■ **Extracted data entries**
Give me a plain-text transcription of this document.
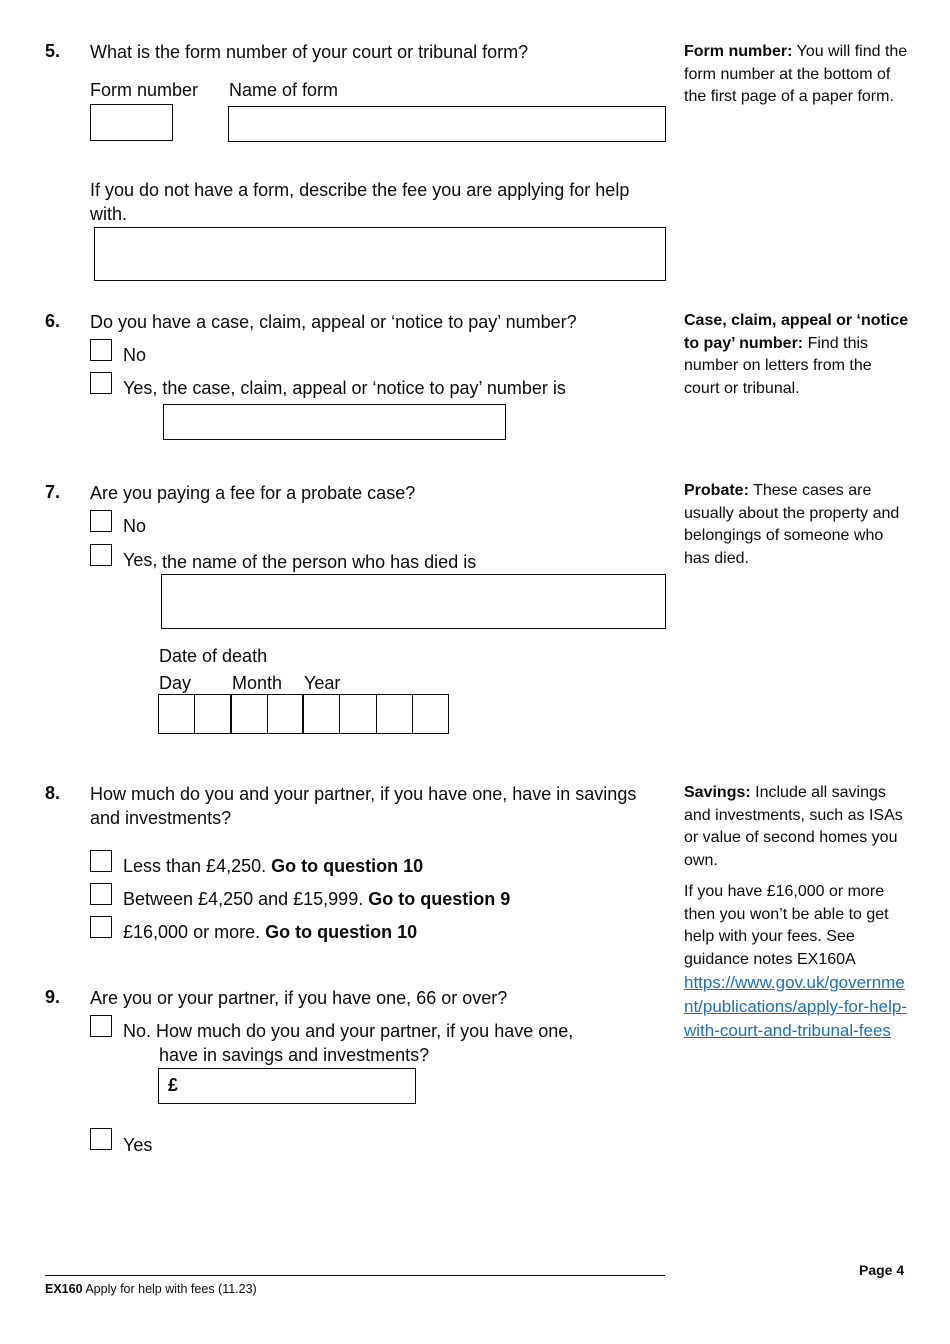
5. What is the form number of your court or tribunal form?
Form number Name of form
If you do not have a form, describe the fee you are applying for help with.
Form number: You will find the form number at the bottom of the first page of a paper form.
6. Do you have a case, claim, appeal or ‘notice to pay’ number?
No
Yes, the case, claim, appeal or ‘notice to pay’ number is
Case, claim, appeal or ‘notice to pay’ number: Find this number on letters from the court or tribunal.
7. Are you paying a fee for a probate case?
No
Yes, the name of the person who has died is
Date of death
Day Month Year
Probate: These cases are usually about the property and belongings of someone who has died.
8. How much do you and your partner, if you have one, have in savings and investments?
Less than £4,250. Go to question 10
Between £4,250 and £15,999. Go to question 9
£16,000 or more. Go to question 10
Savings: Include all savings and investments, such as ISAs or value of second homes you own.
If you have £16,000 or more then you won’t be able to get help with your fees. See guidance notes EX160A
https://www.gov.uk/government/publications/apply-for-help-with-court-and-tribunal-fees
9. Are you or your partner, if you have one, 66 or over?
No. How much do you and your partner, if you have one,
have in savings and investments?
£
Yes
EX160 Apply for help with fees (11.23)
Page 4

■ **Your objective**
Repeat the data exactly, dropping every picture it holds.

■ **Result of this task**
Give me a plain-text transcription of this document.
5. What is the form number of your court or tribunal form?
Form number Name of form
If you do not have a form, describe the fee you are applying for help with.
Form number: You will find the form number at the bottom of the first page of a paper form.
6. Do you have a case, claim, appeal or ‘notice to pay’ number?
No
Yes, the case, claim, appeal or ‘notice to pay’ number is
Case, claim, appeal or ‘notice to pay’ number: Find this number on letters from the court or tribunal.
7. Are you paying a fee for a probate case?
No
Yes, the name of the person who has died is
Date of death
Day Month Year
Probate: These cases are usually about the property and belongings of someone who has died.
8. How much do you and your partner, if you have one, have in savings and investments?
Less than £4,250. Go to question 10
Between £4,250 and £15,999. Go to question 9
£16,000 or more. Go to question 10
Savings: Include all savings and investments, such as ISAs or value of second homes you own.
If you have £16,000 or more then you won’t be able to get help with your fees. See guidance notes EX160A
https://www.gov.uk/government/publications/apply-for-help-with-court-and-tribunal-fees
9. Are you or your partner, if you have one, 66 or over?
No. How much do you and your partner, if you have one,
have in savings and investments?
£
Yes
EX160 Apply for help with fees (11.23)
Page 4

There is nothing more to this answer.